### RECORDS FOR PROCESSING
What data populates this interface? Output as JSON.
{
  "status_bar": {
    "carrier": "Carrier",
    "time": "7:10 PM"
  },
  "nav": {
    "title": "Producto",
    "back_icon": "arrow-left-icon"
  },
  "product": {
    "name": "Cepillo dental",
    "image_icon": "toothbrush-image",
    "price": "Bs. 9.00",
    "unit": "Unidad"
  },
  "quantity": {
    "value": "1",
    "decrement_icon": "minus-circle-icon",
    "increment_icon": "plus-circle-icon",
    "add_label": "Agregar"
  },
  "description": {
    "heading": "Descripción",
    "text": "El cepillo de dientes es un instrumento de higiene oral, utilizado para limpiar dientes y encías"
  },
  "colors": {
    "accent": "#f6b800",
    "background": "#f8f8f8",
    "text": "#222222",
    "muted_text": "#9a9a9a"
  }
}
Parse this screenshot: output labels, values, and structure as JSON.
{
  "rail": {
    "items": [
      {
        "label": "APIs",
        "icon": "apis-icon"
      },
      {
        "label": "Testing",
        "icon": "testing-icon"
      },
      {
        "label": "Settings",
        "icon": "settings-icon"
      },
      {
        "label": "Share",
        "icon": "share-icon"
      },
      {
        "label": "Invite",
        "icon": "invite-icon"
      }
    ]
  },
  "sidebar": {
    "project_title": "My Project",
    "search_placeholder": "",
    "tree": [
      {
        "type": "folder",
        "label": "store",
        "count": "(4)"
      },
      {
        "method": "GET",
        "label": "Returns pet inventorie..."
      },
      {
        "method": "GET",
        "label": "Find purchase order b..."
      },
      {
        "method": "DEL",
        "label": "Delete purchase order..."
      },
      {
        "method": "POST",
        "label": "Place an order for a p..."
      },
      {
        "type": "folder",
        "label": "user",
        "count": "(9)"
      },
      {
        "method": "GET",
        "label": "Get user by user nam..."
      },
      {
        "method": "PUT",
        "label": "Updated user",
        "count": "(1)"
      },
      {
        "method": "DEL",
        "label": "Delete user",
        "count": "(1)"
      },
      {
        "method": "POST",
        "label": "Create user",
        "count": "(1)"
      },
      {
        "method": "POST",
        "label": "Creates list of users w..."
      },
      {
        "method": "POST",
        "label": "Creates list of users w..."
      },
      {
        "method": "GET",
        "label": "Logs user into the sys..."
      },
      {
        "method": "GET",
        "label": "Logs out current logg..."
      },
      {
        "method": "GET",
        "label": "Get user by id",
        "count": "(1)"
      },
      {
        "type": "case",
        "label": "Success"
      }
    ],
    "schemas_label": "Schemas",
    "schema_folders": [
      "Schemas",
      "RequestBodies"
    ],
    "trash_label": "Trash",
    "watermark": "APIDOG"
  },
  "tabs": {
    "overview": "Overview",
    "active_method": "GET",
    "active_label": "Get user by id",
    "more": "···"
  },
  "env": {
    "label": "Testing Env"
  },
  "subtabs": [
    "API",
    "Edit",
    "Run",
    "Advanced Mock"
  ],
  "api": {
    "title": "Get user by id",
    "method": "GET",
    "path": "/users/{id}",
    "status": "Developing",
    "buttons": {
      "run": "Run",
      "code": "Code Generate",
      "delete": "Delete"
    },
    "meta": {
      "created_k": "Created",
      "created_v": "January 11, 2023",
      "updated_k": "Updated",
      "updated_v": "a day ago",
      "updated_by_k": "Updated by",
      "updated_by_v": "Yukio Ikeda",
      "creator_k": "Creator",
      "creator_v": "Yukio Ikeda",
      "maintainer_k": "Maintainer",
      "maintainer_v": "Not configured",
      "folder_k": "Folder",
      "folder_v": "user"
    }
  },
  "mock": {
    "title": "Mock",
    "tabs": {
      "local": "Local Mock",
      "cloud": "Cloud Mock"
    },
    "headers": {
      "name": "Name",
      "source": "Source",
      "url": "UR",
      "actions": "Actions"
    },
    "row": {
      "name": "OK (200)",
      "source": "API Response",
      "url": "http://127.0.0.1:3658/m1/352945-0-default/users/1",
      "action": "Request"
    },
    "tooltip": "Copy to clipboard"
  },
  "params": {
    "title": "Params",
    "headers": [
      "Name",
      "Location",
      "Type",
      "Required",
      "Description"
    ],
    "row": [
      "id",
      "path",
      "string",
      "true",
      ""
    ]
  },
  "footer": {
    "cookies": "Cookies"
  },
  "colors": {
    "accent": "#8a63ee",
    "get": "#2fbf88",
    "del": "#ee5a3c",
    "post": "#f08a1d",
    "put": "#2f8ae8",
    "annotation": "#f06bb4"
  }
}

### WHAT IS BEING ASKED
Extract all lines that hold the word "Yukio".

### THE REPLY
      "updated_by_v": "Yukio Ikeda",
      "creator_v": "Yukio Ikeda",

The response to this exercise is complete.